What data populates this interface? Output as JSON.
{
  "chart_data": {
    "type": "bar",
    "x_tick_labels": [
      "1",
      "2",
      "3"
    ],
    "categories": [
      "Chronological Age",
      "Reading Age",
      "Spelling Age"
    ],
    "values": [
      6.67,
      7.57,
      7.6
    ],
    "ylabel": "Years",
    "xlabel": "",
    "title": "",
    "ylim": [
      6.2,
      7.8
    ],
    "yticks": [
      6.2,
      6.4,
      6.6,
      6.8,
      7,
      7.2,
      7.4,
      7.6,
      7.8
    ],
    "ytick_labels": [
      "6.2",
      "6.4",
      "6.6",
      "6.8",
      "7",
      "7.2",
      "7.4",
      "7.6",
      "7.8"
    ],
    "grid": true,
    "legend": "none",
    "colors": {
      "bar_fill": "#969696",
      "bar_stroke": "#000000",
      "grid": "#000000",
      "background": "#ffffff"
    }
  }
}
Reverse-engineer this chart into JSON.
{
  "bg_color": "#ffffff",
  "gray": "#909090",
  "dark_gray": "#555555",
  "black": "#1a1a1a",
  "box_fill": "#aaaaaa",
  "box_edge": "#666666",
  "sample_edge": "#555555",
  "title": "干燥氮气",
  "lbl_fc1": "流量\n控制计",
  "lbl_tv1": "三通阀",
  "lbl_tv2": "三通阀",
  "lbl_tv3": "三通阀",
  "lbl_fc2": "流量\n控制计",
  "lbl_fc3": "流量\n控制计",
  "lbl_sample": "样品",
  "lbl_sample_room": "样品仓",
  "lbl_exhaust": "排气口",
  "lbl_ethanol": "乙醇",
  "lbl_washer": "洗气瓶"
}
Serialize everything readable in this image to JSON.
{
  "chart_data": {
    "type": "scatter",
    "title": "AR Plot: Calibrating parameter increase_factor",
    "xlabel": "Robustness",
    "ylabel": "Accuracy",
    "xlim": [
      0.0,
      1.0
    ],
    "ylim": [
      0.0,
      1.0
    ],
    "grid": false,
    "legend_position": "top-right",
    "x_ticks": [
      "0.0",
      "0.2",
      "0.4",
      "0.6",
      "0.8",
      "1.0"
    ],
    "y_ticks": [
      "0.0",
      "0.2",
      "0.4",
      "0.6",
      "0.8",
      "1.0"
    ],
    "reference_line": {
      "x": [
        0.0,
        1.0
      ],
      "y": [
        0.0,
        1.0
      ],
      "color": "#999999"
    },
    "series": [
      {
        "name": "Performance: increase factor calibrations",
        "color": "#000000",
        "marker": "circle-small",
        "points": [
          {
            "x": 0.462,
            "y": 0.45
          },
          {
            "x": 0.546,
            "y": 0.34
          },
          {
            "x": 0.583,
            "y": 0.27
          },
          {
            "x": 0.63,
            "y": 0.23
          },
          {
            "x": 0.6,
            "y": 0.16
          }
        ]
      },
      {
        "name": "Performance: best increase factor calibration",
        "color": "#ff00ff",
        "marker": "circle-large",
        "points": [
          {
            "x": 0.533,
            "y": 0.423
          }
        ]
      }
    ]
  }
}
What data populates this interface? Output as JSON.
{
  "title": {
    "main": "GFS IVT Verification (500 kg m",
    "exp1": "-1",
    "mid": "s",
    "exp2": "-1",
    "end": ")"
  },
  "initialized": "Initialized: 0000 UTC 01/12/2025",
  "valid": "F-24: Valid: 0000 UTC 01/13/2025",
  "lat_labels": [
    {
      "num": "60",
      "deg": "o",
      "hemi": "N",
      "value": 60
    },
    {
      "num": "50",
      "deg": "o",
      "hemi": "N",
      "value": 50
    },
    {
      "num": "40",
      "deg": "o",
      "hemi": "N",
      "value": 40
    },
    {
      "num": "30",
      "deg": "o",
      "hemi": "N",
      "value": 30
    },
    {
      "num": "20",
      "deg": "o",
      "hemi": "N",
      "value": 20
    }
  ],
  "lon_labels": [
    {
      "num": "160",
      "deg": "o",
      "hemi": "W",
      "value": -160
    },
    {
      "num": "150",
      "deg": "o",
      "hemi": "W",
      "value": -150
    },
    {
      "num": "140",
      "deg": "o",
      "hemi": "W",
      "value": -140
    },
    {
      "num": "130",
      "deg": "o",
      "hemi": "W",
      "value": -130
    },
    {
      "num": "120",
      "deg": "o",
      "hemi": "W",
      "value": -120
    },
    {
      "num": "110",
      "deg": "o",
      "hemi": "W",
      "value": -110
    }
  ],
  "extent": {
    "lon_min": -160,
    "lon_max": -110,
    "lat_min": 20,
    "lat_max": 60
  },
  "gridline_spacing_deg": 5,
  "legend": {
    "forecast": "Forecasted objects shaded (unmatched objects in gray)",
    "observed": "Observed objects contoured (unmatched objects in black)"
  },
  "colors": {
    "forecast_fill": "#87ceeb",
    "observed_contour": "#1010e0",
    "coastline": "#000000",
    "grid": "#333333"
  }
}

───

The task: Your task is to print the whole listing again exactly.

Response to the task:
What data populates this interface? Output as JSON.
{
  "chart_data": {
    "type": "bar",
    "x_tick_labels": [
      "1",
      "2",
      "3"
    ],
    "categories": [
      "Chronological Age",
      "Reading Age",
      "Spelling Age"
    ],
    "values": [
      6.67,
      7.57,
      7.6
    ],
    "ylabel": "Years",
    "xlabel": "",
    "title": "",
    "ylim": [
      6.2,
      7.8
    ],
    "yticks": [
      6.2,
      6.4,
      6.6,
      6.8,
      7,
      7.2,
      7.4,
      7.6,
      7.8
    ],
    "ytick_labels": [
      "6.2",
      "6.4",
      "6.6",
      "6.8",
      "7",
      "7.2",
      "7.4",
      "7.6",
      "7.8"
    ],
    "grid": true,
    "legend": "none",
    "colors": {
      "bar_fill": "#969696",
      "bar_stroke": "#000000",
      "grid": "#000000",
      "background": "#ffffff"
    }
  }
}
Reverse-engineer this chart into JSON.
{
  "bg_color": "#ffffff",
  "gray": "#909090",
  "dark_gray": "#555555",
  "black": "#1a1a1a",
  "box_fill": "#aaaaaa",
  "box_edge": "#666666",
  "sample_edge": "#555555",
  "title": "干燥氮气",
  "lbl_fc1": "流量\n控制计",
  "lbl_tv1": "三通阀",
  "lbl_tv2": "三通阀",
  "lbl_tv3": "三通阀",
  "lbl_fc2": "流量\n控制计",
  "lbl_fc3": "流量\n控制计",
  "lbl_sample": "样品",
  "lbl_sample_room": "样品仓",
  "lbl_exhaust": "排气口",
  "lbl_ethanol": "乙醇",
  "lbl_washer": "洗气瓶"
}
Serialize everything readable in this image to JSON.
{
  "chart_data": {
    "type": "scatter",
    "title": "AR Plot: Calibrating parameter increase_factor",
    "xlabel": "Robustness",
    "ylabel": "Accuracy",
    "xlim": [
      0.0,
      1.0
    ],
    "ylim": [
      0.0,
      1.0
    ],
    "grid": false,
    "legend_position": "top-right",
    "x_ticks": [
      "0.0",
      "0.2",
      "0.4",
      "0.6",
      "0.8",
      "1.0"
    ],
    "y_ticks": [
      "0.0",
      "0.2",
      "0.4",
      "0.6",
      "0.8",
      "1.0"
    ],
    "reference_line": {
      "x": [
        0.0,
        1.0
      ],
      "y": [
        0.0,
        1.0
      ],
      "color": "#999999"
    },
    "series": [
      {
        "name": "Performance: increase factor calibrations",
        "color": "#000000",
        "marker": "circle-small",
        "points": [
          {
            "x": 0.462,
            "y": 0.45
          },
          {
            "x": 0.546,
            "y": 0.34
          },
          {
            "x": 0.583,
            "y": 0.27
          },
          {
            "x": 0.63,
            "y": 0.23
          },
          {
            "x": 0.6,
            "y": 0.16
          }
        ]
      },
      {
        "name": "Performance: best increase factor calibration",
        "color": "#ff00ff",
        "marker": "circle-large",
        "points": [
          {
            "x": 0.533,
            "y": 0.423
          }
        ]
      }
    ]
  }
}
What data populates this interface? Output as JSON.
{
  "title": {
    "main": "GFS IVT Verification (500 kg m",
    "exp1": "-1",
    "mid": "s",
    "exp2": "-1",
    "end": ")"
  },
  "initialized": "Initialized: 0000 UTC 01/12/2025",
  "valid": "F-24: Valid: 0000 UTC 01/13/2025",
  "lat_labels": [
    {
      "num": "60",
      "deg": "o",
      "hemi": "N",
      "value": 60
    },
    {
      "num": "50",
      "deg": "o",
      "hemi": "N",
      "value": 50
    },
    {
      "num": "40",
      "deg": "o",
      "hemi": "N",
      "value": 40
    },
    {
      "num": "30",
      "deg": "o",
      "hemi": "N",
      "value": 30
    },
    {
      "num": "20",
      "deg": "o",
      "hemi": "N",
      "value": 20
    }
  ],
  "lon_labels": [
    {
      "num": "160",
      "deg": "o",
      "hemi": "W",
      "value": -160
    },
    {
      "num": "150",
      "deg": "o",
      "hemi": "W",
      "value": -150
    },
    {
      "num": "140",
      "deg": "o",
      "hemi": "W",
      "value": -140
    },
    {
      "num": "130",
      "deg": "o",
      "hemi": "W",
      "value": -130
    },
    {
      "num": "120",
      "deg": "o",
      "hemi": "W",
      "value": -120
    },
    {
      "num": "110",
      "deg": "o",
      "hemi": "W",
      "value": -110
    }
  ],
  "extent": {
    "lon_min": -160,
    "lon_max": -110,
    "lat_min": 20,
    "lat_max": 60
  },
  "gridline_spacing_deg": 5,
  "legend": {
    "forecast": "Forecasted objects shaded (unmatched objects in gray)",
    "observed": "Observed objects contoured (unmatched objects in black)"
  },
  "colors": {
    "forecast_fill": "#87ceeb",
    "observed_contour": "#1010e0",
    "coastline": "#000000",
    "grid": "#333333"
  }
}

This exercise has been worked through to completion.